* Do this
Filter the records below for the word "Output". Copy each line that holds it.

* Supplied records
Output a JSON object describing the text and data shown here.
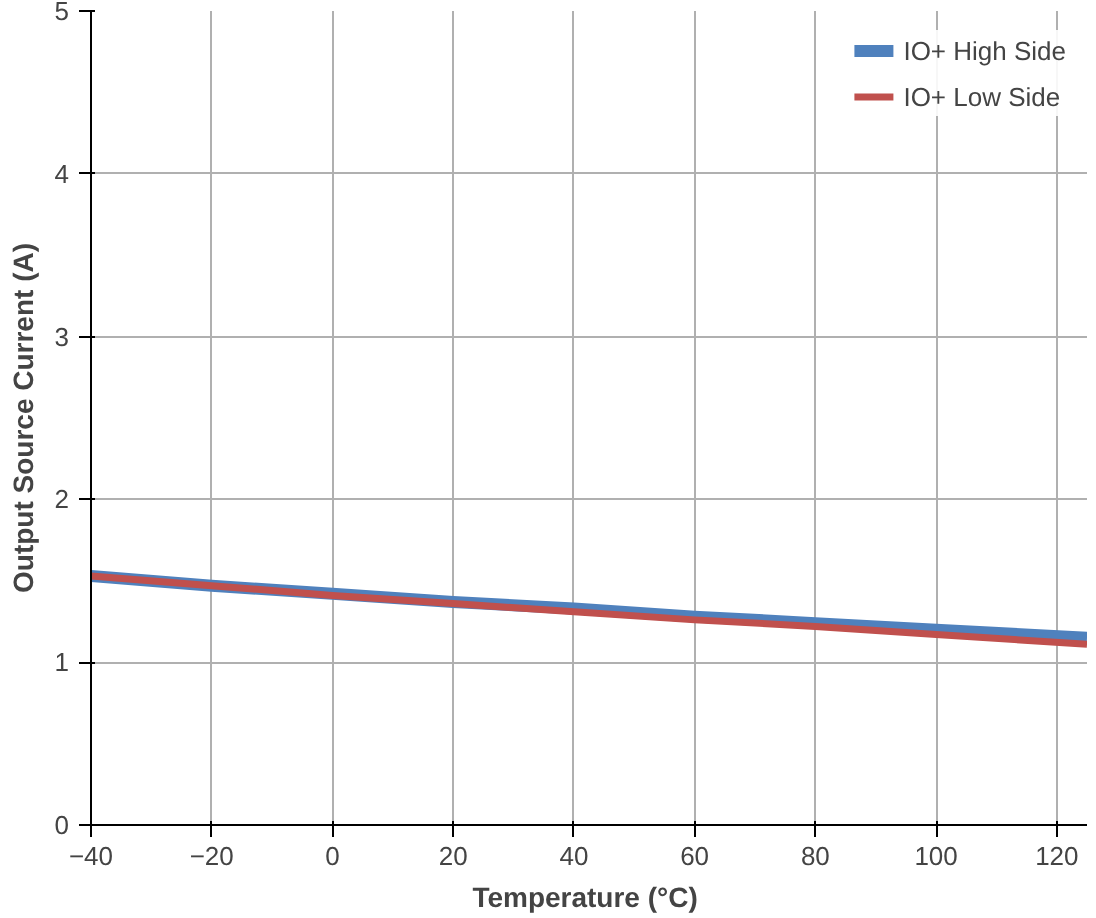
{
  "chart_data": {
    "type": "line",
    "xlabel": "Temperature  (°C)",
    "ylabel": "Output Source Current (A)",
    "series": [
      {
        "name": "IO+ High Side",
        "color": "#4f81bd",
        "x": [
          -40,
          -20,
          0,
          20,
          40,
          60,
          80,
          100,
          125
        ],
        "values": [
          1.53,
          1.47,
          1.42,
          1.37,
          1.33,
          1.28,
          1.24,
          1.2,
          1.15
        ]
      },
      {
        "name": "IO+ Low Side",
        "color": "#c0504d",
        "x": [
          -40,
          -20,
          0,
          20,
          40,
          60,
          80,
          100,
          125
        ],
        "values": [
          1.53,
          1.47,
          1.41,
          1.36,
          1.31,
          1.26,
          1.22,
          1.17,
          1.11
        ]
      }
    ],
    "xlim": [
      -40,
      125
    ],
    "ylim": [
      0,
      5
    ],
    "xticks": [
      -40,
      -20,
      0,
      20,
      40,
      60,
      80,
      100,
      120
    ],
    "yticks": [
      0,
      1,
      2,
      3,
      4,
      5
    ],
    "grid": true,
    "legend": "top right"
  }
}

* Solution for this exercise
Output a JSON object describing the text and data shown here.
    "ylabel": "Output Source Current (A)",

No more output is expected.